(Data items)

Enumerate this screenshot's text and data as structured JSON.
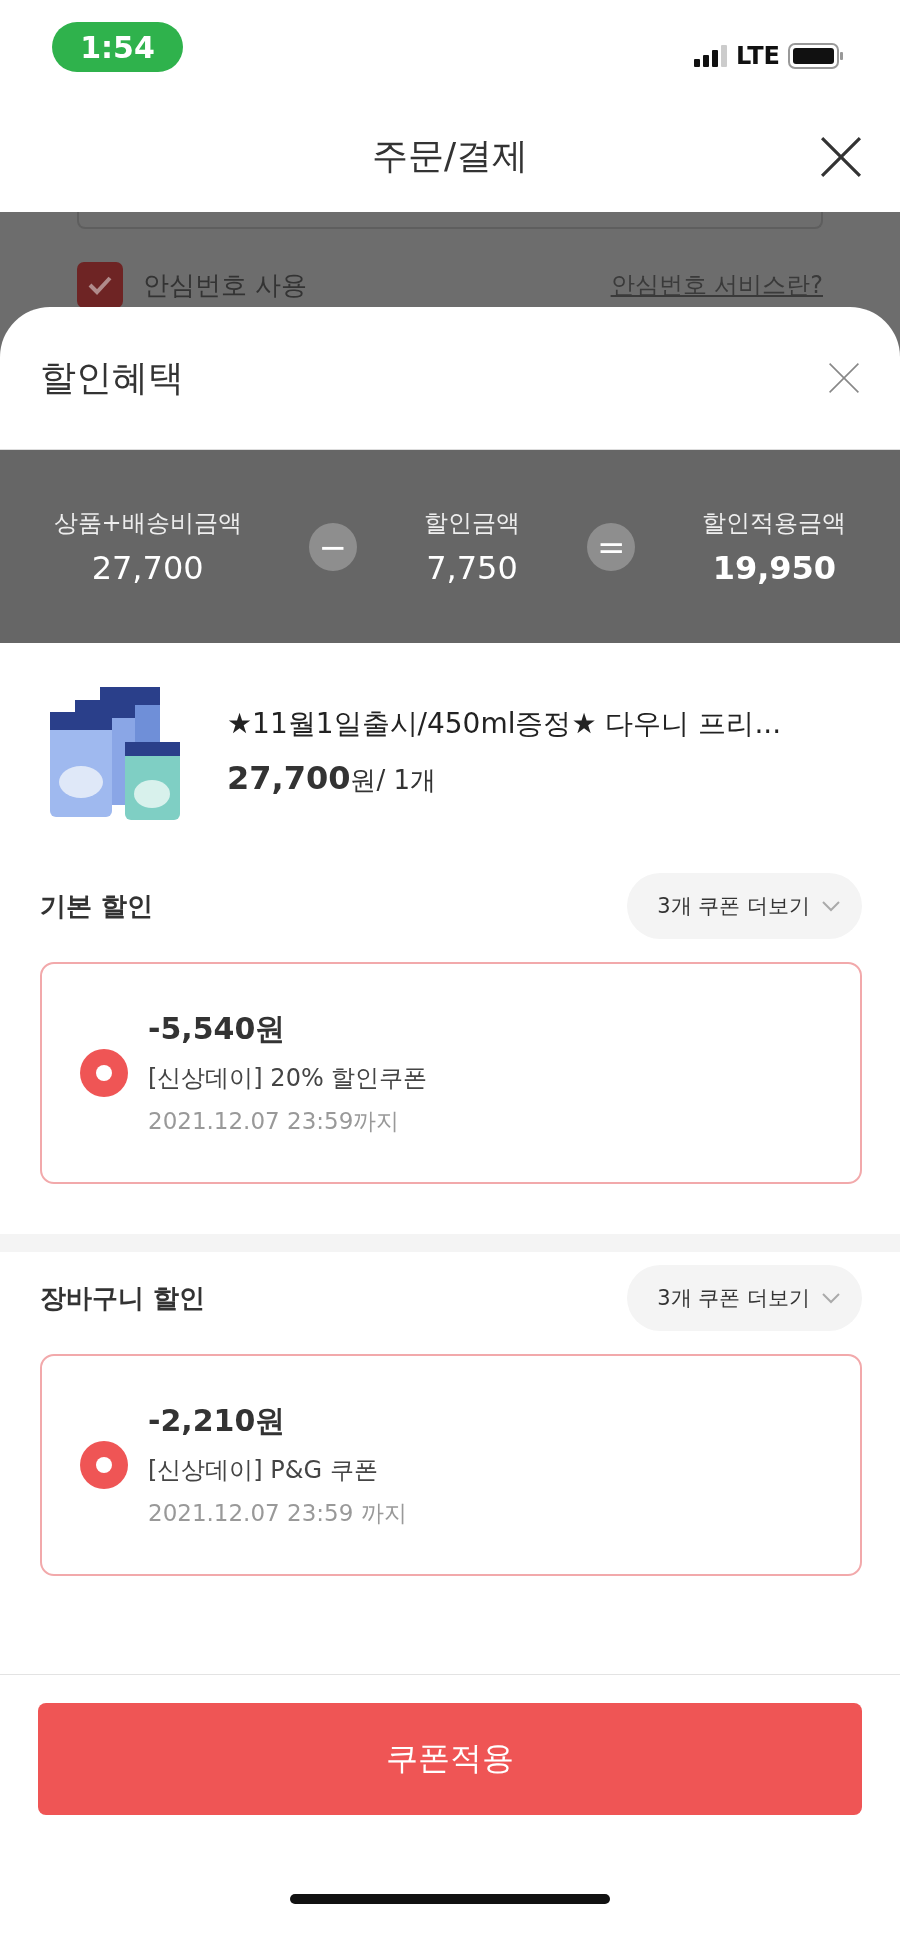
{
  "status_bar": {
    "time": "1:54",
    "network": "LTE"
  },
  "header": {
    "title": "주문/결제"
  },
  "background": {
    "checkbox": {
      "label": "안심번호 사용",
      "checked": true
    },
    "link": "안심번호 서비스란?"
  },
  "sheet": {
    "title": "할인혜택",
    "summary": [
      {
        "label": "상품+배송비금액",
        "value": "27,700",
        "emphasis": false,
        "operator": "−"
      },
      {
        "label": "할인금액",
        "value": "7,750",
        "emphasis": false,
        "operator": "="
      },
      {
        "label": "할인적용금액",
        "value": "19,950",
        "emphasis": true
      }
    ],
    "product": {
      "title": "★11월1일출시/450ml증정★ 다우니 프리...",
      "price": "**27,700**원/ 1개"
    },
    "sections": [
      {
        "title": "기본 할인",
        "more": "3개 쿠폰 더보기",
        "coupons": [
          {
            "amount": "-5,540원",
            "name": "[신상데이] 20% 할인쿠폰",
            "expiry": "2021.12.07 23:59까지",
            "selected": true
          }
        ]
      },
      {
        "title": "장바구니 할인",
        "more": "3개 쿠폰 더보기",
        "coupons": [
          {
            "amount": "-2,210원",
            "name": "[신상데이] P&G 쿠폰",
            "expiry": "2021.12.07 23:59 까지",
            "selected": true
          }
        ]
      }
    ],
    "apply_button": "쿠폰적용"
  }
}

What is being asked
Your job is to transcribe the entries above exactly; skip the pictures.

Full output
Enumerate this screenshot's text and data as structured JSON.
{
  "status_bar": {
    "time": "1:54",
    "network": "LTE"
  },
  "header": {
    "title": "주문/결제"
  },
  "background": {
    "checkbox": {
      "label": "안심번호 사용",
      "checked": true
    },
    "link": "안심번호 서비스란?"
  },
  "sheet": {
    "title": "할인혜택",
    "summary": [
      {
        "label": "상품+배송비금액",
        "value": "27,700",
        "emphasis": false,
        "operator": "−"
      },
      {
        "label": "할인금액",
        "value": "7,750",
        "emphasis": false,
        "operator": "="
      },
      {
        "label": "할인적용금액",
        "value": "19,950",
        "emphasis": true
      }
    ],
    "product": {
      "title": "★11월1일출시/450ml증정★ 다우니 프리...",
      "price": "**27,700**원/ 1개"
    },
    "sections": [
      {
        "title": "기본 할인",
        "more": "3개 쿠폰 더보기",
        "coupons": [
          {
            "amount": "-5,540원",
            "name": "[신상데이] 20% 할인쿠폰",
            "expiry": "2021.12.07 23:59까지",
            "selected": true
          }
        ]
      },
      {
        "title": "장바구니 할인",
        "more": "3개 쿠폰 더보기",
        "coupons": [
          {
            "amount": "-2,210원",
            "name": "[신상데이] P&G 쿠폰",
            "expiry": "2021.12.07 23:59 까지",
            "selected": true
          }
        ]
      }
    ],
    "apply_button": "쿠폰적용"
  }
}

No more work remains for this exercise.